What you should do – Are you able to retype all the records below exactly?

____________________

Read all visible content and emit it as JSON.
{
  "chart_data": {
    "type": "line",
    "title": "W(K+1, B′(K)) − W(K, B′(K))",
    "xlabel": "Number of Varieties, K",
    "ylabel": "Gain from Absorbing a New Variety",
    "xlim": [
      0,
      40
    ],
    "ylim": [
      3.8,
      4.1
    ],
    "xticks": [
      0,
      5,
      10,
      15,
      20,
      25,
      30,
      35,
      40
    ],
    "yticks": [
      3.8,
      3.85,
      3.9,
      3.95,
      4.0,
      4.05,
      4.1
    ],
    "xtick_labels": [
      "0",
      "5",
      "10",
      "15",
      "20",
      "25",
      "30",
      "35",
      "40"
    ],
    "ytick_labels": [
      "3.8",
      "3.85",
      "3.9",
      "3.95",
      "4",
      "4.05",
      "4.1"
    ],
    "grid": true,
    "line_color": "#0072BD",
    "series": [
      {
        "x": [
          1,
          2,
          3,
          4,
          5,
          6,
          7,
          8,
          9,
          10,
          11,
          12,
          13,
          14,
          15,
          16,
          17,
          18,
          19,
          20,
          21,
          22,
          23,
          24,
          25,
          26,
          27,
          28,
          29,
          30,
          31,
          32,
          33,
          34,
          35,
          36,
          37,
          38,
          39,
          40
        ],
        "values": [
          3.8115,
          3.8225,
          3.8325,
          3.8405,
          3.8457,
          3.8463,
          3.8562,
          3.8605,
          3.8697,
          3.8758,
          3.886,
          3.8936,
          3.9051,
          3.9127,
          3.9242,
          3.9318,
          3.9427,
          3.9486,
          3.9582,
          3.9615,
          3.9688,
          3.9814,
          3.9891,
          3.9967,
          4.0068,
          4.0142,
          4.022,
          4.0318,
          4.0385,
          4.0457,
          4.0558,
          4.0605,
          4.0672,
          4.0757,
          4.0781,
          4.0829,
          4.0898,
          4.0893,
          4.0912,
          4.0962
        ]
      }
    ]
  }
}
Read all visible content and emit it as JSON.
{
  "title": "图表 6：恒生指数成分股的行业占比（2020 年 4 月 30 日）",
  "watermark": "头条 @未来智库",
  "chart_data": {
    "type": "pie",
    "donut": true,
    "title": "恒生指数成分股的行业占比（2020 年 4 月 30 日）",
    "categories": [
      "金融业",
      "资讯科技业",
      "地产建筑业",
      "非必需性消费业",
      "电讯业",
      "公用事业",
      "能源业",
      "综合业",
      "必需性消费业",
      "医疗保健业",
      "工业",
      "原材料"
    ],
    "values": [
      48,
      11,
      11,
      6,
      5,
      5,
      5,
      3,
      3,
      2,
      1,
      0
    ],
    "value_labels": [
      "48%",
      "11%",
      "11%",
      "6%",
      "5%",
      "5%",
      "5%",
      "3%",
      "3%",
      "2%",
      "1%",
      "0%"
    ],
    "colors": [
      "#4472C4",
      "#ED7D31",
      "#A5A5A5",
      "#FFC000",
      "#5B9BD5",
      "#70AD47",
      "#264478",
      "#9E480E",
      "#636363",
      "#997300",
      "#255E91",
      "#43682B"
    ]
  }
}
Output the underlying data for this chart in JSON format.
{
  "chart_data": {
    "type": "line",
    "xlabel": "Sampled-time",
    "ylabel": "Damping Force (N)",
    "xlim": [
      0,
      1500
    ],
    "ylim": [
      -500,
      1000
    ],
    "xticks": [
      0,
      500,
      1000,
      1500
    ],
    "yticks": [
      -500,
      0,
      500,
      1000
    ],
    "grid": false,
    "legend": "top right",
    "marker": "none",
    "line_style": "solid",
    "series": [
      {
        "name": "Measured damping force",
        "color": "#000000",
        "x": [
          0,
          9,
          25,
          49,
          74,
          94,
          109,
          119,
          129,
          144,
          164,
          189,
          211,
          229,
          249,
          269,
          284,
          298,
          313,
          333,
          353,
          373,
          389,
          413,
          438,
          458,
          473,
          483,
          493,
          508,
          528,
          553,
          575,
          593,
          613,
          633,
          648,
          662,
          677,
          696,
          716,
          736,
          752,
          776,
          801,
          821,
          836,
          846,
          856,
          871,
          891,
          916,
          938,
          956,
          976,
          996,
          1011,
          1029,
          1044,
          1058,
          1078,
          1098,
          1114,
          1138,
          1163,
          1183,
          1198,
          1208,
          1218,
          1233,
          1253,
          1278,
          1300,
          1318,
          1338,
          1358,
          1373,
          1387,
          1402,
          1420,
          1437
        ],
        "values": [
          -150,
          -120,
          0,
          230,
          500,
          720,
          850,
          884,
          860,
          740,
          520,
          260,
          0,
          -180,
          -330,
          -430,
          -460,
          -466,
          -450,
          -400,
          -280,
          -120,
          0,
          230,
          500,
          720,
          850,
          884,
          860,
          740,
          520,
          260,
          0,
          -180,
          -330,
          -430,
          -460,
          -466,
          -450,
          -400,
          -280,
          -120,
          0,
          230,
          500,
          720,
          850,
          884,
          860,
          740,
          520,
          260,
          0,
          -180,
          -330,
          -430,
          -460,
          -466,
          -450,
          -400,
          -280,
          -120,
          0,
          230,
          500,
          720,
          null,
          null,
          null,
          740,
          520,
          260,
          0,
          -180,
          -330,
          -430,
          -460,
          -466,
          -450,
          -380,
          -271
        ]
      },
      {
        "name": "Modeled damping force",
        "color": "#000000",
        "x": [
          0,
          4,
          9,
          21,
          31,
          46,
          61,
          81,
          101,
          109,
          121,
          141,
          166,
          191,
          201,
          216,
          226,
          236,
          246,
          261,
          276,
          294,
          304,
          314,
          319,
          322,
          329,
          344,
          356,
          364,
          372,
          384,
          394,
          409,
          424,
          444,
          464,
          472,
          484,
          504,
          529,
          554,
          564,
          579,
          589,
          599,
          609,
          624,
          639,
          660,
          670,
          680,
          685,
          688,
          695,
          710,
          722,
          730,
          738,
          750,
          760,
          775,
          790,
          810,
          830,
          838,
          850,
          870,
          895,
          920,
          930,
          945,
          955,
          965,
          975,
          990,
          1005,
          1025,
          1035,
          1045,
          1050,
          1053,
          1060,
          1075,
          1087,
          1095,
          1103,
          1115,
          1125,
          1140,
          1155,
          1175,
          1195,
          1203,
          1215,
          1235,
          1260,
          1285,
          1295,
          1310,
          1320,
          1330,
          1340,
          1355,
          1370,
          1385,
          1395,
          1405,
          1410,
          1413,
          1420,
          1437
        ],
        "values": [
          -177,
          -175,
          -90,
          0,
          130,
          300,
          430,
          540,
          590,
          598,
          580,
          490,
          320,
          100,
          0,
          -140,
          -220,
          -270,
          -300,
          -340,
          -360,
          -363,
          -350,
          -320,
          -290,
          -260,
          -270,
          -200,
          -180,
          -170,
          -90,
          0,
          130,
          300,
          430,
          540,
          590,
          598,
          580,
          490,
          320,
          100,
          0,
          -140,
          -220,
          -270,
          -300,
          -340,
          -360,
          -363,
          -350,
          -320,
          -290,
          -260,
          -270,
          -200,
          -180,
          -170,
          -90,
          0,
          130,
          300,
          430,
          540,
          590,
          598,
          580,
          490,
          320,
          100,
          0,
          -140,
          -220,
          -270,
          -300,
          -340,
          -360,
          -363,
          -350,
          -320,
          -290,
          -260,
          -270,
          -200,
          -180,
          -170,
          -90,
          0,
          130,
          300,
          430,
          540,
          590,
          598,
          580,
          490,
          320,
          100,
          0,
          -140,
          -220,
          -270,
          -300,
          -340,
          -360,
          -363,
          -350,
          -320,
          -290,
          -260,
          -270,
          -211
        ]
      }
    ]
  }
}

____________________

The result –
Read all visible content and emit it as JSON.
{
  "chart_data": {
    "type": "line",
    "title": "W(K+1, B′(K)) − W(K, B′(K))",
    "xlabel": "Number of Varieties, K",
    "ylabel": "Gain from Absorbing a New Variety",
    "xlim": [
      0,
      40
    ],
    "ylim": [
      3.8,
      4.1
    ],
    "xticks": [
      0,
      5,
      10,
      15,
      20,
      25,
      30,
      35,
      40
    ],
    "yticks": [
      3.8,
      3.85,
      3.9,
      3.95,
      4.0,
      4.05,
      4.1
    ],
    "xtick_labels": [
      "0",
      "5",
      "10",
      "15",
      "20",
      "25",
      "30",
      "35",
      "40"
    ],
    "ytick_labels": [
      "3.8",
      "3.85",
      "3.9",
      "3.95",
      "4",
      "4.05",
      "4.1"
    ],
    "grid": true,
    "line_color": "#0072BD",
    "series": [
      {
        "x": [
          1,
          2,
          3,
          4,
          5,
          6,
          7,
          8,
          9,
          10,
          11,
          12,
          13,
          14,
          15,
          16,
          17,
          18,
          19,
          20,
          21,
          22,
          23,
          24,
          25,
          26,
          27,
          28,
          29,
          30,
          31,
          32,
          33,
          34,
          35,
          36,
          37,
          38,
          39,
          40
        ],
        "values": [
          3.8115,
          3.8225,
          3.8325,
          3.8405,
          3.8457,
          3.8463,
          3.8562,
          3.8605,
          3.8697,
          3.8758,
          3.886,
          3.8936,
          3.9051,
          3.9127,
          3.9242,
          3.9318,
          3.9427,
          3.9486,
          3.9582,
          3.9615,
          3.9688,
          3.9814,
          3.9891,
          3.9967,
          4.0068,
          4.0142,
          4.022,
          4.0318,
          4.0385,
          4.0457,
          4.0558,
          4.0605,
          4.0672,
          4.0757,
          4.0781,
          4.0829,
          4.0898,
          4.0893,
          4.0912,
          4.0962
        ]
      }
    ]
  }
}
Read all visible content and emit it as JSON.
{
  "title": "图表 6：恒生指数成分股的行业占比（2020 年 4 月 30 日）",
  "watermark": "头条 @未来智库",
  "chart_data": {
    "type": "pie",
    "donut": true,
    "title": "恒生指数成分股的行业占比（2020 年 4 月 30 日）",
    "categories": [
      "金融业",
      "资讯科技业",
      "地产建筑业",
      "非必需性消费业",
      "电讯业",
      "公用事业",
      "能源业",
      "综合业",
      "必需性消费业",
      "医疗保健业",
      "工业",
      "原材料"
    ],
    "values": [
      48,
      11,
      11,
      6,
      5,
      5,
      5,
      3,
      3,
      2,
      1,
      0
    ],
    "value_labels": [
      "48%",
      "11%",
      "11%",
      "6%",
      "5%",
      "5%",
      "5%",
      "3%",
      "3%",
      "2%",
      "1%",
      "0%"
    ],
    "colors": [
      "#4472C4",
      "#ED7D31",
      "#A5A5A5",
      "#FFC000",
      "#5B9BD5",
      "#70AD47",
      "#264478",
      "#9E480E",
      "#636363",
      "#997300",
      "#255E91",
      "#43682B"
    ]
  }
}
Output the underlying data for this chart in JSON format.
{
  "chart_data": {
    "type": "line",
    "xlabel": "Sampled-time",
    "ylabel": "Damping Force (N)",
    "xlim": [
      0,
      1500
    ],
    "ylim": [
      -500,
      1000
    ],
    "xticks": [
      0,
      500,
      1000,
      1500
    ],
    "yticks": [
      -500,
      0,
      500,
      1000
    ],
    "grid": false,
    "legend": "top right",
    "marker": "none",
    "line_style": "solid",
    "series": [
      {
        "name": "Measured damping force",
        "color": "#000000",
        "x": [
          0,
          9,
          25,
          49,
          74,
          94,
          109,
          119,
          129,
          144,
          164,
          189,
          211,
          229,
          249,
          269,
          284,
          298,
          313,
          333,
          353,
          373,
          389,
          413,
          438,
          458,
          473,
          483,
          493,
          508,
          528,
          553,
          575,
          593,
          613,
          633,
          648,
          662,
          677,
          696,
          716,
          736,
          752,
          776,
          801,
          821,
          836,
          846,
          856,
          871,
          891,
          916,
          938,
          956,
          976,
          996,
          1011,
          1029,
          1044,
          1058,
          1078,
          1098,
          1114,
          1138,
          1163,
          1183,
          1198,
          1208,
          1218,
          1233,
          1253,
          1278,
          1300,
          1318,
          1338,
          1358,
          1373,
          1387,
          1402,
          1420,
          1437
        ],
        "values": [
          -150,
          -120,
          0,
          230,
          500,
          720,
          850,
          884,
          860,
          740,
          520,
          260,
          0,
          -180,
          -330,
          -430,
          -460,
          -466,
          -450,
          -400,
          -280,
          -120,
          0,
          230,
          500,
          720,
          850,
          884,
          860,
          740,
          520,
          260,
          0,
          -180,
          -330,
          -430,
          -460,
          -466,
          -450,
          -400,
          -280,
          -120,
          0,
          230,
          500,
          720,
          850,
          884,
          860,
          740,
          520,
          260,
          0,
          -180,
          -330,
          -430,
          -460,
          -466,
          -450,
          -400,
          -280,
          -120,
          0,
          230,
          500,
          720,
          null,
          null,
          null,
          740,
          520,
          260,
          0,
          -180,
          -330,
          -430,
          -460,
          -466,
          -450,
          -380,
          -271
        ]
      },
      {
        "name": "Modeled damping force",
        "color": "#000000",
        "x": [
          0,
          4,
          9,
          21,
          31,
          46,
          61,
          81,
          101,
          109,
          121,
          141,
          166,
          191,
          201,
          216,
          226,
          236,
          246,
          261,
          276,
          294,
          304,
          314,
          319,
          322,
          329,
          344,
          356,
          364,
          372,
          384,
          394,
          409,
          424,
          444,
          464,
          472,
          484,
          504,
          529,
          554,
          564,
          579,
          589,
          599,
          609,
          624,
          639,
          660,
          670,
          680,
          685,
          688,
          695,
          710,
          722,
          730,
          738,
          750,
          760,
          775,
          790,
          810,
          830,
          838,
          850,
          870,
          895,
          920,
          930,
          945,
          955,
          965,
          975,
          990,
          1005,
          1025,
          1035,
          1045,
          1050,
          1053,
          1060,
          1075,
          1087,
          1095,
          1103,
          1115,
          1125,
          1140,
          1155,
          1175,
          1195,
          1203,
          1215,
          1235,
          1260,
          1285,
          1295,
          1310,
          1320,
          1330,
          1340,
          1355,
          1370,
          1385,
          1395,
          1405,
          1410,
          1413,
          1420,
          1437
        ],
        "values": [
          -177,
          -175,
          -90,
          0,
          130,
          300,
          430,
          540,
          590,
          598,
          580,
          490,
          320,
          100,
          0,
          -140,
          -220,
          -270,
          -300,
          -340,
          -360,
          -363,
          -350,
          -320,
          -290,
          -260,
          -270,
          -200,
          -180,
          -170,
          -90,
          0,
          130,
          300,
          430,
          540,
          590,
          598,
          580,
          490,
          320,
          100,
          0,
          -140,
          -220,
          -270,
          -300,
          -340,
          -360,
          -363,
          -350,
          -320,
          -290,
          -260,
          -270,
          -200,
          -180,
          -170,
          -90,
          0,
          130,
          300,
          430,
          540,
          590,
          598,
          580,
          490,
          320,
          100,
          0,
          -140,
          -220,
          -270,
          -300,
          -340,
          -360,
          -363,
          -350,
          -320,
          -290,
          -260,
          -270,
          -200,
          -180,
          -170,
          -90,
          0,
          130,
          300,
          430,
          540,
          590,
          598,
          580,
          490,
          320,
          100,
          0,
          -140,
          -220,
          -270,
          -300,
          -340,
          -360,
          -363,
          -350,
          -320,
          -290,
          -260,
          -270,
          -211
        ]
      }
    ]
  }
}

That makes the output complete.